EXERCISE PROMPT
Output each line of the material exactly as it stands.

--- PROVIDED DATA ---

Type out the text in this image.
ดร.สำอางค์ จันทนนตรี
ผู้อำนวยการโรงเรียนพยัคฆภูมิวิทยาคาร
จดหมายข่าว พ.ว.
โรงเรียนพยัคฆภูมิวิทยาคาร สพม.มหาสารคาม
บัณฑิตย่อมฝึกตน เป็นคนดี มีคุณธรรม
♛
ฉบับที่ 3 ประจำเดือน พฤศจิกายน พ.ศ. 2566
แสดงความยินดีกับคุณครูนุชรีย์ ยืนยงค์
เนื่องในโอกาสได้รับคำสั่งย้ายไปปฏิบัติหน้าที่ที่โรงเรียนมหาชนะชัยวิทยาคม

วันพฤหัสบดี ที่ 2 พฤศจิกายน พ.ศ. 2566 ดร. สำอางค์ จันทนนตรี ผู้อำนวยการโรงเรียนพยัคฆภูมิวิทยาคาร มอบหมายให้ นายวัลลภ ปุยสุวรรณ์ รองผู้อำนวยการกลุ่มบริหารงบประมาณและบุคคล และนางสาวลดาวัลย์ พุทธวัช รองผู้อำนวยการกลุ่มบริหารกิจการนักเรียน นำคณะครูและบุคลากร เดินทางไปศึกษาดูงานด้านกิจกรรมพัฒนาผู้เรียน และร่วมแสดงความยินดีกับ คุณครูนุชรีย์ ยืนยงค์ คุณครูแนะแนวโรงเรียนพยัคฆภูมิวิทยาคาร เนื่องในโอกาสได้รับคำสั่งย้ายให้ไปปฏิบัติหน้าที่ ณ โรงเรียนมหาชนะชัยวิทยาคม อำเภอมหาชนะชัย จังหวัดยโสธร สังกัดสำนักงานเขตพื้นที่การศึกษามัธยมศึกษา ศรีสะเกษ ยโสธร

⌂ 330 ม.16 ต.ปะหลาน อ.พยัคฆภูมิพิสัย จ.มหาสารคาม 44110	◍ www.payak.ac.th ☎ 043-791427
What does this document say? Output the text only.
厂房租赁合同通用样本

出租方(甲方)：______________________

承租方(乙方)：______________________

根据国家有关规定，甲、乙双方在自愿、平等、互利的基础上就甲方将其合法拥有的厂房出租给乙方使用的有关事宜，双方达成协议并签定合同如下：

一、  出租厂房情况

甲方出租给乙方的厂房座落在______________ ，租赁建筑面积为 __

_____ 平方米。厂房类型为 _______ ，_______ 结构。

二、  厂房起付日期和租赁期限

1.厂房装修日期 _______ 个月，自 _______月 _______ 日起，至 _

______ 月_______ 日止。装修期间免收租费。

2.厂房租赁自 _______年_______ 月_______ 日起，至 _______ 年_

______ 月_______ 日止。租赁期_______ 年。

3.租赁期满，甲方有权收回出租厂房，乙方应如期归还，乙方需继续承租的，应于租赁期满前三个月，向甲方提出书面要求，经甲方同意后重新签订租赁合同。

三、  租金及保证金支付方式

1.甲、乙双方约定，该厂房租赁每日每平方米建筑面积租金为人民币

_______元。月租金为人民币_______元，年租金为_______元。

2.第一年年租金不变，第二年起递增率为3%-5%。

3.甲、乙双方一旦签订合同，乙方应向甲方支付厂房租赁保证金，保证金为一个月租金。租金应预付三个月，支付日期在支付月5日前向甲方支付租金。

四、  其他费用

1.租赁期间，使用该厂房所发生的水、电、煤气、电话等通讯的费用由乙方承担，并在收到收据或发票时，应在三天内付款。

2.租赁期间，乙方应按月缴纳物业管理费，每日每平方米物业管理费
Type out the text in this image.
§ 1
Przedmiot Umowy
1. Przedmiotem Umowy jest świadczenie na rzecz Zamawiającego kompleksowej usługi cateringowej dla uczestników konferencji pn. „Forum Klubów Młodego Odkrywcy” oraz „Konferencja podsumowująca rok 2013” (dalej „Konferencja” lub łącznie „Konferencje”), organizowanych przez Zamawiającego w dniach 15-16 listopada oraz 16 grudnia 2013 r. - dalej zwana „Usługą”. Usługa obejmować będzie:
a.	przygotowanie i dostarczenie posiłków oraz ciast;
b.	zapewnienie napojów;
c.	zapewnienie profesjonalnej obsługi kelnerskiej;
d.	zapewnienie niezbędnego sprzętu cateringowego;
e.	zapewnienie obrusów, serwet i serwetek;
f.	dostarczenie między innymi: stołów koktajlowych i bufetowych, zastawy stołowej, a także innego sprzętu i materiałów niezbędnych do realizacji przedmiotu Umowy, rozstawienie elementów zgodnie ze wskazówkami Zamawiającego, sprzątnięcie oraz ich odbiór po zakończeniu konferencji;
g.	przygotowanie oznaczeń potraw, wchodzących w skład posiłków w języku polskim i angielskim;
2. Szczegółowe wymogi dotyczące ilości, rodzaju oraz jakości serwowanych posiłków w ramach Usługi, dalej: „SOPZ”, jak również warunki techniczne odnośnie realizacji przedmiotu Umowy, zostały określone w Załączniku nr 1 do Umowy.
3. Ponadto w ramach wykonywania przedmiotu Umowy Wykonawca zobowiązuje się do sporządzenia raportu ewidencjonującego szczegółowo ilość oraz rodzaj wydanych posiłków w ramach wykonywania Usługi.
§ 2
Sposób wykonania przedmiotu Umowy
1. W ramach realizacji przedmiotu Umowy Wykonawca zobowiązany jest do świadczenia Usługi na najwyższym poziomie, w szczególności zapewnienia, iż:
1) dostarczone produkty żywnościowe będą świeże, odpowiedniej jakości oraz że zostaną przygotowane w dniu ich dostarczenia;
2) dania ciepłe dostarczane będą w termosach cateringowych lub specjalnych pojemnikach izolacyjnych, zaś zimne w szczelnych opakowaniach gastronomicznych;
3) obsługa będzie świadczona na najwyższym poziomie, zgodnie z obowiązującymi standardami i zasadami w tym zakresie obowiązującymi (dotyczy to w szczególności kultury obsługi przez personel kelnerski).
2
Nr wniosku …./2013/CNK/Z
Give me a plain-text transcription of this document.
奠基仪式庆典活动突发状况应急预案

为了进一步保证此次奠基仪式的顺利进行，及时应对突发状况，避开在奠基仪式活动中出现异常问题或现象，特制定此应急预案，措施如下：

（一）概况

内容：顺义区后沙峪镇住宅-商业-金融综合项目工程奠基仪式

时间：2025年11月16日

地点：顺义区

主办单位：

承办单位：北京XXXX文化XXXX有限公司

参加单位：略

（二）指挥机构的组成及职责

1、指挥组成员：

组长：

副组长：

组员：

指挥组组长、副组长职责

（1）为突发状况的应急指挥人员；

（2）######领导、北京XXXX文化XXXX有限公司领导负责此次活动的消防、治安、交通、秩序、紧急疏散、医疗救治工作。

---

OUTPUT OF THE EXERCISE
Type out the text in this image.
ดร.สำอางค์ จันทนนตรี
ผู้อำนวยการโรงเรียนพยัคฆภูมิวิทยาคาร
จดหมายข่าว พ.ว.
โรงเรียนพยัคฆภูมิวิทยาคาร สพม.มหาสารคาม
บัณฑิตย่อมฝึกตน เป็นคนดี มีคุณธรรม
♛
ฉบับที่ 3 ประจำเดือน พฤศจิกายน พ.ศ. 2566
แสดงความยินดีกับคุณครูนุชรีย์ ยืนยงค์
เนื่องในโอกาสได้รับคำสั่งย้ายไปปฏิบัติหน้าที่ที่โรงเรียนมหาชนะชัยวิทยาคม

วันพฤหัสบดี ที่ 2 พฤศจิกายน พ.ศ. 2566 ดร. สำอางค์ จันทนนตรี ผู้อำนวยการโรงเรียนพยัคฆภูมิวิทยาคาร มอบหมายให้ นายวัลลภ ปุยสุวรรณ์ รองผู้อำนวยการกลุ่มบริหารงบประมาณและบุคคล และนางสาวลดาวัลย์ พุทธวัช รองผู้อำนวยการกลุ่มบริหารกิจการนักเรียน นำคณะครูและบุคลากร เดินทางไปศึกษาดูงานด้านกิจกรรมพัฒนาผู้เรียน และร่วมแสดงความยินดีกับ คุณครูนุชรีย์ ยืนยงค์ คุณครูแนะแนวโรงเรียนพยัคฆภูมิวิทยาคาร เนื่องในโอกาสได้รับคำสั่งย้ายให้ไปปฏิบัติหน้าที่ ณ โรงเรียนมหาชนะชัยวิทยาคม อำเภอมหาชนะชัย จังหวัดยโสธร สังกัดสำนักงานเขตพื้นที่การศึกษามัธยมศึกษา ศรีสะเกษ ยโสธร

⌂ 330 ม.16 ต.ปะหลาน อ.พยัคฆภูมิพิสัย จ.มหาสารคาม 44110	◍ www.payak.ac.th ☎ 043-791427
What does this document say? Output the text only.
厂房租赁合同通用样本

出租方(甲方)：______________________

承租方(乙方)：______________________

根据国家有关规定，甲、乙双方在自愿、平等、互利的基础上就甲方将其合法拥有的厂房出租给乙方使用的有关事宜，双方达成协议并签定合同如下：

一、  出租厂房情况

甲方出租给乙方的厂房座落在______________ ，租赁建筑面积为 __

_____ 平方米。厂房类型为 _______ ，_______ 结构。

二、  厂房起付日期和租赁期限

1.厂房装修日期 _______ 个月，自 _______月 _______ 日起，至 _

______ 月_______ 日止。装修期间免收租费。

2.厂房租赁自 _______年_______ 月_______ 日起，至 _______ 年_

______ 月_______ 日止。租赁期_______ 年。

3.租赁期满，甲方有权收回出租厂房，乙方应如期归还，乙方需继续承租的，应于租赁期满前三个月，向甲方提出书面要求，经甲方同意后重新签订租赁合同。

三、  租金及保证金支付方式

1.甲、乙双方约定，该厂房租赁每日每平方米建筑面积租金为人民币

_______元。月租金为人民币_______元，年租金为_______元。

2.第一年年租金不变，第二年起递增率为3%-5%。

3.甲、乙双方一旦签订合同，乙方应向甲方支付厂房租赁保证金，保证金为一个月租金。租金应预付三个月，支付日期在支付月5日前向甲方支付租金。

四、  其他费用

1.租赁期间，使用该厂房所发生的水、电、煤气、电话等通讯的费用由乙方承担，并在收到收据或发票时，应在三天内付款。

2.租赁期间，乙方应按月缴纳物业管理费，每日每平方米物业管理费
Type out the text in this image.
§ 1
Przedmiot Umowy
1. Przedmiotem Umowy jest świadczenie na rzecz Zamawiającego kompleksowej usługi cateringowej dla uczestników konferencji pn. „Forum Klubów Młodego Odkrywcy” oraz „Konferencja podsumowująca rok 2013” (dalej „Konferencja” lub łącznie „Konferencje”), organizowanych przez Zamawiającego w dniach 15-16 listopada oraz 16 grudnia 2013 r. - dalej zwana „Usługą”. Usługa obejmować będzie:
a.	przygotowanie i dostarczenie posiłków oraz ciast;
b.	zapewnienie napojów;
c.	zapewnienie profesjonalnej obsługi kelnerskiej;
d.	zapewnienie niezbędnego sprzętu cateringowego;
e.	zapewnienie obrusów, serwet i serwetek;
f.	dostarczenie między innymi: stołów koktajlowych i bufetowych, zastawy stołowej, a także innego sprzętu i materiałów niezbędnych do realizacji przedmiotu Umowy, rozstawienie elementów zgodnie ze wskazówkami Zamawiającego, sprzątnięcie oraz ich odbiór po zakończeniu konferencji;
g.	przygotowanie oznaczeń potraw, wchodzących w skład posiłków w języku polskim i angielskim;
2. Szczegółowe wymogi dotyczące ilości, rodzaju oraz jakości serwowanych posiłków w ramach Usługi, dalej: „SOPZ”, jak również warunki techniczne odnośnie realizacji przedmiotu Umowy, zostały określone w Załączniku nr 1 do Umowy.
3. Ponadto w ramach wykonywania przedmiotu Umowy Wykonawca zobowiązuje się do sporządzenia raportu ewidencjonującego szczegółowo ilość oraz rodzaj wydanych posiłków w ramach wykonywania Usługi.
§ 2
Sposób wykonania przedmiotu Umowy
1. W ramach realizacji przedmiotu Umowy Wykonawca zobowiązany jest do świadczenia Usługi na najwyższym poziomie, w szczególności zapewnienia, iż:
1) dostarczone produkty żywnościowe będą świeże, odpowiedniej jakości oraz że zostaną przygotowane w dniu ich dostarczenia;
2) dania ciepłe dostarczane będą w termosach cateringowych lub specjalnych pojemnikach izolacyjnych, zaś zimne w szczelnych opakowaniach gastronomicznych;
3) obsługa będzie świadczona na najwyższym poziomie, zgodnie z obowiązującymi standardami i zasadami w tym zakresie obowiązującymi (dotyczy to w szczególności kultury obsługi przez personel kelnerski).
2
Nr wniosku …./2013/CNK/Z
Give me a plain-text transcription of this document.
奠基仪式庆典活动突发状况应急预案

为了进一步保证此次奠基仪式的顺利进行，及时应对突发状况，避开在奠基仪式活动中出现异常问题或现象，特制定此应急预案，措施如下：

（一）概况

内容：顺义区后沙峪镇住宅-商业-金融综合项目工程奠基仪式

时间：2025年11月16日

地点：顺义区

主办单位：

承办单位：北京XXXX文化XXXX有限公司

参加单位：略

（二）指挥机构的组成及职责

1、指挥组成员：

组长：

副组长：

组员：

指挥组组长、副组长职责

（1）为突发状况的应急指挥人员；

（2）######领导、北京XXXX文化XXXX有限公司领导负责此次活动的消防、治安、交通、秩序、紧急疏散、医疗救治工作。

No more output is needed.